§ What the task asks
Copy each line that contains the word "LEARNING".

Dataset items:
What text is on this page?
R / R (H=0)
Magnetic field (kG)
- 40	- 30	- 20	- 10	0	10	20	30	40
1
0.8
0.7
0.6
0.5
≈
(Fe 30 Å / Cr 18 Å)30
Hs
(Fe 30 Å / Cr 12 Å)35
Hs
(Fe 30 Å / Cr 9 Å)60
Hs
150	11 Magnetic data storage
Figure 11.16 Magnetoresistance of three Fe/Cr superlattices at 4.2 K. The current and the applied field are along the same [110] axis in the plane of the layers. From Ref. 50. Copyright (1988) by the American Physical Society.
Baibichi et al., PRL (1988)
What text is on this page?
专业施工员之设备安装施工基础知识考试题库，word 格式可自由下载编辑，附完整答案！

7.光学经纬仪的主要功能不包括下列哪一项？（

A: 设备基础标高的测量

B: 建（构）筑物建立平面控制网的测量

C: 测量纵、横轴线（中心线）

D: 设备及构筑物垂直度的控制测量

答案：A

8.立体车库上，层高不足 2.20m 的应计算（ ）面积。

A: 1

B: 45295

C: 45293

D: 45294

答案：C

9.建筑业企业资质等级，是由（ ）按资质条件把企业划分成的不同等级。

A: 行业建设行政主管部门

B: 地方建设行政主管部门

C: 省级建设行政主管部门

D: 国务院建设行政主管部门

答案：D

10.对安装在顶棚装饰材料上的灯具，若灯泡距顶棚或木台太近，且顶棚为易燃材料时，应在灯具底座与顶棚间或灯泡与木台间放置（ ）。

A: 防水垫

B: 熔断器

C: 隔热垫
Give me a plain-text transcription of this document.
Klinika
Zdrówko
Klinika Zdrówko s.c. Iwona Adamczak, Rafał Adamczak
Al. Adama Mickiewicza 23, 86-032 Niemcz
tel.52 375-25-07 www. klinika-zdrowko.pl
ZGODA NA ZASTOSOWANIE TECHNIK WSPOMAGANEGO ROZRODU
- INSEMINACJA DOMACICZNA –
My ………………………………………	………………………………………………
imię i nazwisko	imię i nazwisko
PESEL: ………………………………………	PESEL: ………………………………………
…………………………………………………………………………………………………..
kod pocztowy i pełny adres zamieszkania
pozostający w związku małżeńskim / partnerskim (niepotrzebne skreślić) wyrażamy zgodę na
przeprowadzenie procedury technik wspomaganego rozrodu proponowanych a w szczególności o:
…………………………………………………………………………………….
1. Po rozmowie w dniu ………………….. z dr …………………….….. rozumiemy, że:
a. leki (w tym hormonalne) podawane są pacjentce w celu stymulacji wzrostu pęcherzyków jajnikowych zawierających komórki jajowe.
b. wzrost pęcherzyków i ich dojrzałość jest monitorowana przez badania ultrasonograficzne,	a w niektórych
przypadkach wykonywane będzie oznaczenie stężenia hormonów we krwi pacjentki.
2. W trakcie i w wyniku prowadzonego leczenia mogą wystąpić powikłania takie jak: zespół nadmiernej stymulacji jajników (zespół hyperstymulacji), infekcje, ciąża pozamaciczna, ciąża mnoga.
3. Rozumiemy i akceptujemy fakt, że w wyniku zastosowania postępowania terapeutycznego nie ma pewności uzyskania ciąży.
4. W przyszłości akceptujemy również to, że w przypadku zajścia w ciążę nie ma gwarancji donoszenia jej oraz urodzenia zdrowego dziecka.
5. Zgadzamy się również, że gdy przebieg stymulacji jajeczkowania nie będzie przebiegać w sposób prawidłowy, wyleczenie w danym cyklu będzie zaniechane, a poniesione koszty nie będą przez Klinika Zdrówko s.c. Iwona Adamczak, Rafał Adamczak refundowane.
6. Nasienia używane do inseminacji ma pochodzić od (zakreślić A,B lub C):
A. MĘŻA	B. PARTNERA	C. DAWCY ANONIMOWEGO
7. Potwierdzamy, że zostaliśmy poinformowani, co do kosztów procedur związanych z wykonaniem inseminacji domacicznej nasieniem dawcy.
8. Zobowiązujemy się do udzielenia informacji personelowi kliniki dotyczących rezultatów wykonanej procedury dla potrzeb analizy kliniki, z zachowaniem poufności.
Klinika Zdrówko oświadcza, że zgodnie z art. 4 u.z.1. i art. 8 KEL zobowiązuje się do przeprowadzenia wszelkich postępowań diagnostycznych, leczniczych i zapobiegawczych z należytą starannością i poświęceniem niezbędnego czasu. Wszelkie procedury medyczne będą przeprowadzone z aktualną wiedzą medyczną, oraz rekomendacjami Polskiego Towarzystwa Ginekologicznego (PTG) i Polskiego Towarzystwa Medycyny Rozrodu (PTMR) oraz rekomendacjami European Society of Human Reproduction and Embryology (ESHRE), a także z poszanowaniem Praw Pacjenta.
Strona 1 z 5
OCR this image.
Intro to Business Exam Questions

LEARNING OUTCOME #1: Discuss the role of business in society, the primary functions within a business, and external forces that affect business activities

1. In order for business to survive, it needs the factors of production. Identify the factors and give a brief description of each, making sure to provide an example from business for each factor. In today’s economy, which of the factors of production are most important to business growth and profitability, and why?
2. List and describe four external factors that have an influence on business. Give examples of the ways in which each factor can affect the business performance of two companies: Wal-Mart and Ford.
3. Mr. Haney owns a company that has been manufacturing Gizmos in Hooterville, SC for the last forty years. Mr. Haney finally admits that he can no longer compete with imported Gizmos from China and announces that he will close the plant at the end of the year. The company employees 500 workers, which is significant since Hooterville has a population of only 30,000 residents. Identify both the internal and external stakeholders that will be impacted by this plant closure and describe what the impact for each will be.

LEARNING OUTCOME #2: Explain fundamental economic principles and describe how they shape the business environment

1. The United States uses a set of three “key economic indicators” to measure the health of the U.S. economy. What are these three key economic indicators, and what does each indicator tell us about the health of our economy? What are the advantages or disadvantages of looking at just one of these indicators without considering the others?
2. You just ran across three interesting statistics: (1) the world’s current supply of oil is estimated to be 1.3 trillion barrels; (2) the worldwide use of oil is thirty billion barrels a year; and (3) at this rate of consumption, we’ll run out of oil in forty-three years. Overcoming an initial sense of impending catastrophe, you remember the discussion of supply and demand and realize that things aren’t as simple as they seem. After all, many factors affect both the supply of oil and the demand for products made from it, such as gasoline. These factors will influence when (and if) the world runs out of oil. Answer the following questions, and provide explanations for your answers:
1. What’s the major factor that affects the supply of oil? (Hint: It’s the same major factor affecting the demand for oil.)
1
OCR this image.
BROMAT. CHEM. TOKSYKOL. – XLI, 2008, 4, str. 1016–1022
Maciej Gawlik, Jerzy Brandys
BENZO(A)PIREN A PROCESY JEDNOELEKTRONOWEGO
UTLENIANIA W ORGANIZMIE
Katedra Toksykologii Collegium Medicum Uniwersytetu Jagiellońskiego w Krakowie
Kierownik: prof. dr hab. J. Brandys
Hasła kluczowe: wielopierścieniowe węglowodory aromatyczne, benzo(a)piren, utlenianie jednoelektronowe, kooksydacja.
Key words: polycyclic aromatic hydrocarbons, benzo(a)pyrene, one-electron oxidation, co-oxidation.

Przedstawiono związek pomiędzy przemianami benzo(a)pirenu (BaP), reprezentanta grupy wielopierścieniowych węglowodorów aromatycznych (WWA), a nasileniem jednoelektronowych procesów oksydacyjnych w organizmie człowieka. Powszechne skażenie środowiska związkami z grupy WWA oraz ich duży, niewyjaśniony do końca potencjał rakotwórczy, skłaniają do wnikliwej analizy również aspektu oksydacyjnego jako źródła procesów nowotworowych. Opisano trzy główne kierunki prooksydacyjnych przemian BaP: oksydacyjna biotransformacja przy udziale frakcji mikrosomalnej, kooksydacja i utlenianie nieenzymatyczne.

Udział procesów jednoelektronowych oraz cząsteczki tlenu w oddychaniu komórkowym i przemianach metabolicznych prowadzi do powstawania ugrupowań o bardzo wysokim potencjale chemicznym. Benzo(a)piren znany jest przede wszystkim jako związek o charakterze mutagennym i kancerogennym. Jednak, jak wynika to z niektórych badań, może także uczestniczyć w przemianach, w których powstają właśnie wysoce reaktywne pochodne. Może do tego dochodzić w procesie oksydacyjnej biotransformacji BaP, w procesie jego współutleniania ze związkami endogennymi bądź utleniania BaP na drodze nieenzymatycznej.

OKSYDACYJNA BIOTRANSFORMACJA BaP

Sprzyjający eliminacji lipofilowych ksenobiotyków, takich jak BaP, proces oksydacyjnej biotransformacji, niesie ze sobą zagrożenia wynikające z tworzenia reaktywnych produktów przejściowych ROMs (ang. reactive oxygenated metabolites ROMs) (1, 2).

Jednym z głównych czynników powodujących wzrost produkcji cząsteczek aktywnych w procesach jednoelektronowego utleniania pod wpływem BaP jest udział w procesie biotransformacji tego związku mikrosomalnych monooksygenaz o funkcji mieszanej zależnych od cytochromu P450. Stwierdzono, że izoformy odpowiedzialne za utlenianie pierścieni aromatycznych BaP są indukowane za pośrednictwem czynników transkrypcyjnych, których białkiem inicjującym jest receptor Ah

§ Response
LEARNING OUTCOME #1: Discuss the role of business in society, the primary functions within a business, and external forces that affect business activities
LEARNING OUTCOME #2: Explain fundamental economic principles and describe how they shape the business environment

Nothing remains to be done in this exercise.